- _PROBLEM DESCRIPTION_: Write the material out again exactly.

- _EXCERPTED RECORDS_:

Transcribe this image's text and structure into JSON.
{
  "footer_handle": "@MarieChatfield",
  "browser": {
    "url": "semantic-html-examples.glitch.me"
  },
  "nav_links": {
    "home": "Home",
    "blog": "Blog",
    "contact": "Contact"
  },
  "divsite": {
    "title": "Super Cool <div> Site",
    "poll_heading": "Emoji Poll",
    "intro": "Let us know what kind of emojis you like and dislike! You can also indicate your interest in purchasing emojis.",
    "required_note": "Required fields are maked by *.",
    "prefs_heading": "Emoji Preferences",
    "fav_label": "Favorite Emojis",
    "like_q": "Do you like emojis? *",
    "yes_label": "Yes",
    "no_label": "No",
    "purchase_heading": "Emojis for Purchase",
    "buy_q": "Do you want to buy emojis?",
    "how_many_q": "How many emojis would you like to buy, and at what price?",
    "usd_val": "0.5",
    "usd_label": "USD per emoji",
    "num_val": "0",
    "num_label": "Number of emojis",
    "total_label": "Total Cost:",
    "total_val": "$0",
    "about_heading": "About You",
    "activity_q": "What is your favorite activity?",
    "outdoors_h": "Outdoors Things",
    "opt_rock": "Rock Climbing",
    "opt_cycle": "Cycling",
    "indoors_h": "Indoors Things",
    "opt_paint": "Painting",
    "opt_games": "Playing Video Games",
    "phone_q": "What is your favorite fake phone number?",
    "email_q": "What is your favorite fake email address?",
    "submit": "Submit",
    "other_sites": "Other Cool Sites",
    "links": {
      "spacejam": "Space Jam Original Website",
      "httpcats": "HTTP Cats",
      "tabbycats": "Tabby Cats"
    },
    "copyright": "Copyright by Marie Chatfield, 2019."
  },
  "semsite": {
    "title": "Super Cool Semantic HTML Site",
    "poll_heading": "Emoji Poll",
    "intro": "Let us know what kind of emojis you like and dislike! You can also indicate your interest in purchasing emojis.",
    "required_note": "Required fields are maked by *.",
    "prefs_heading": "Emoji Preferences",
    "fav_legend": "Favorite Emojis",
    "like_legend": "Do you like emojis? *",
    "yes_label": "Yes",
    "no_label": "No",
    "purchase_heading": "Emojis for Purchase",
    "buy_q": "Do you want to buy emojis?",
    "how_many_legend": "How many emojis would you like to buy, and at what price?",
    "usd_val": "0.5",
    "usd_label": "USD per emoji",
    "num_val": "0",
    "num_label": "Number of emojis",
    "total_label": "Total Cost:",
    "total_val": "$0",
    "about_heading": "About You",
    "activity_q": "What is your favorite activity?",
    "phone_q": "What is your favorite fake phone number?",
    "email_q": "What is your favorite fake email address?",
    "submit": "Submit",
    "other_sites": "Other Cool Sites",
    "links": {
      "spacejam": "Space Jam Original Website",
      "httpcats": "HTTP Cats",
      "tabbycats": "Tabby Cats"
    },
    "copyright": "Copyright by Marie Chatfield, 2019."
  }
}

- _RESPONSE TO THIS TASK_:
Transcribe this image's text and structure into JSON.
{
  "footer_handle": "@MarieChatfield",
  "browser": {
    "url": "semantic-html-examples.glitch.me"
  },
  "nav_links": {
    "home": "Home",
    "blog": "Blog",
    "contact": "Contact"
  },
  "divsite": {
    "title": "Super Cool <div> Site",
    "poll_heading": "Emoji Poll",
    "intro": "Let us know what kind of emojis you like and dislike! You can also indicate your interest in purchasing emojis.",
    "required_note": "Required fields are maked by *.",
    "prefs_heading": "Emoji Preferences",
    "fav_label": "Favorite Emojis",
    "like_q": "Do you like emojis? *",
    "yes_label": "Yes",
    "no_label": "No",
    "purchase_heading": "Emojis for Purchase",
    "buy_q": "Do you want to buy emojis?",
    "how_many_q": "How many emojis would you like to buy, and at what price?",
    "usd_val": "0.5",
    "usd_label": "USD per emoji",
    "num_val": "0",
    "num_label": "Number of emojis",
    "total_label": "Total Cost:",
    "total_val": "$0",
    "about_heading": "About You",
    "activity_q": "What is your favorite activity?",
    "outdoors_h": "Outdoors Things",
    "opt_rock": "Rock Climbing",
    "opt_cycle": "Cycling",
    "indoors_h": "Indoors Things",
    "opt_paint": "Painting",
    "opt_games": "Playing Video Games",
    "phone_q": "What is your favorite fake phone number?",
    "email_q": "What is your favorite fake email address?",
    "submit": "Submit",
    "other_sites": "Other Cool Sites",
    "links": {
      "spacejam": "Space Jam Original Website",
      "httpcats": "HTTP Cats",
      "tabbycats": "Tabby Cats"
    },
    "copyright": "Copyright by Marie Chatfield, 2019."
  },
  "semsite": {
    "title": "Super Cool Semantic HTML Site",
    "poll_heading": "Emoji Poll",
    "intro": "Let us know what kind of emojis you like and dislike! You can also indicate your interest in purchasing emojis.",
    "required_note": "Required fields are maked by *.",
    "prefs_heading": "Emoji Preferences",
    "fav_legend": "Favorite Emojis",
    "like_legend": "Do you like emojis? *",
    "yes_label": "Yes",
    "no_label": "No",
    "purchase_heading": "Emojis for Purchase",
    "buy_q": "Do you want to buy emojis?",
    "how_many_legend": "How many emojis would you like to buy, and at what price?",
    "usd_val": "0.5",
    "usd_label": "USD per emoji",
    "num_val": "0",
    "num_label": "Number of emojis",
    "total_label": "Total Cost:",
    "total_val": "$0",
    "about_heading": "About You",
    "activity_q": "What is your favorite activity?",
    "phone_q": "What is your favorite fake phone number?",
    "email_q": "What is your favorite fake email address?",
    "submit": "Submit",
    "other_sites": "Other Cool Sites",
    "links": {
      "spacejam": "Space Jam Original Website",
      "httpcats": "HTTP Cats",
      "tabbycats": "Tabby Cats"
    },
    "copyright": "Copyright by Marie Chatfield, 2019."
  }
}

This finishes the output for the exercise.